# Start of Recorded information

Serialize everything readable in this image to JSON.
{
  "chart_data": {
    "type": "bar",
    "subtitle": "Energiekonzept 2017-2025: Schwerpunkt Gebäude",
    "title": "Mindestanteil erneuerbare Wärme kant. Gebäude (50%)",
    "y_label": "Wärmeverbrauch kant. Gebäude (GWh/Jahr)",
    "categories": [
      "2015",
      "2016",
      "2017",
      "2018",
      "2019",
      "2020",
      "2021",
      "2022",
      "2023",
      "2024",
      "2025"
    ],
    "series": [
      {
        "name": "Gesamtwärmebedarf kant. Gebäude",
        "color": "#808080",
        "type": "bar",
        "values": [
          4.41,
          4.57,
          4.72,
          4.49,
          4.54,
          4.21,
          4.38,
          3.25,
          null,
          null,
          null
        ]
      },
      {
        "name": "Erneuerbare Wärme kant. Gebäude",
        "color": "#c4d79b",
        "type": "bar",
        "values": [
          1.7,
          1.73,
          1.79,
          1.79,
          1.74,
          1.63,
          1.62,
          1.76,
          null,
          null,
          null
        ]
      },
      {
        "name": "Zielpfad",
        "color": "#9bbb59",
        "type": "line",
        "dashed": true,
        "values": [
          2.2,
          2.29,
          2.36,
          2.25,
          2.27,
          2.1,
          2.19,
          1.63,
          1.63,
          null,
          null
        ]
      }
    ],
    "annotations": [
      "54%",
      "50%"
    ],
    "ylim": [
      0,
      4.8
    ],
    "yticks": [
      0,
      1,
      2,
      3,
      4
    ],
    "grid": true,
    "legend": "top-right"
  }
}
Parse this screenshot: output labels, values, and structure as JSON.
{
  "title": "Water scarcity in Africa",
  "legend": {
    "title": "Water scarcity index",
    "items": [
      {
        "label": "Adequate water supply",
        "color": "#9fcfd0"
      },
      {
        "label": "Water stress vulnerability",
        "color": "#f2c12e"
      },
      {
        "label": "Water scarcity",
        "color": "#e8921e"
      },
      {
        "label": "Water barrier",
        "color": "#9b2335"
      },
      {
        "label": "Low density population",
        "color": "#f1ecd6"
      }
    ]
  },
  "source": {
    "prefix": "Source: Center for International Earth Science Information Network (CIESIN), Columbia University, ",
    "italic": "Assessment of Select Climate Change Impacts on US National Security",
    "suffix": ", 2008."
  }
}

# End of Recorded information

### The task
Write out the full listing, keeping every line exactly as it is.

### Solution to the exercise
Serialize everything readable in this image to JSON.
{
  "chart_data": {
    "type": "bar",
    "subtitle": "Energiekonzept 2017-2025: Schwerpunkt Gebäude",
    "title": "Mindestanteil erneuerbare Wärme kant. Gebäude (50%)",
    "y_label": "Wärmeverbrauch kant. Gebäude (GWh/Jahr)",
    "categories": [
      "2015",
      "2016",
      "2017",
      "2018",
      "2019",
      "2020",
      "2021",
      "2022",
      "2023",
      "2024",
      "2025"
    ],
    "series": [
      {
        "name": "Gesamtwärmebedarf kant. Gebäude",
        "color": "#808080",
        "type": "bar",
        "values": [
          4.41,
          4.57,
          4.72,
          4.49,
          4.54,
          4.21,
          4.38,
          3.25,
          null,
          null,
          null
        ]
      },
      {
        "name": "Erneuerbare Wärme kant. Gebäude",
        "color": "#c4d79b",
        "type": "bar",
        "values": [
          1.7,
          1.73,
          1.79,
          1.79,
          1.74,
          1.63,
          1.62,
          1.76,
          null,
          null,
          null
        ]
      },
      {
        "name": "Zielpfad",
        "color": "#9bbb59",
        "type": "line",
        "dashed": true,
        "values": [
          2.2,
          2.29,
          2.36,
          2.25,
          2.27,
          2.1,
          2.19,
          1.63,
          1.63,
          null,
          null
        ]
      }
    ],
    "annotations": [
      "54%",
      "50%"
    ],
    "ylim": [
      0,
      4.8
    ],
    "yticks": [
      0,
      1,
      2,
      3,
      4
    ],
    "grid": true,
    "legend": "top-right"
  }
}
Parse this screenshot: output labels, values, and structure as JSON.
{
  "title": "Water scarcity in Africa",
  "legend": {
    "title": "Water scarcity index",
    "items": [
      {
        "label": "Adequate water supply",
        "color": "#9fcfd0"
      },
      {
        "label": "Water stress vulnerability",
        "color": "#f2c12e"
      },
      {
        "label": "Water scarcity",
        "color": "#e8921e"
      },
      {
        "label": "Water barrier",
        "color": "#9b2335"
      },
      {
        "label": "Low density population",
        "color": "#f1ecd6"
      }
    ]
  },
  "source": {
    "prefix": "Source: Center for International Earth Science Information Network (CIESIN), Columbia University, ",
    "italic": "Assessment of Select Climate Change Impacts on US National Security",
    "suffix": ", 2008."
  }
}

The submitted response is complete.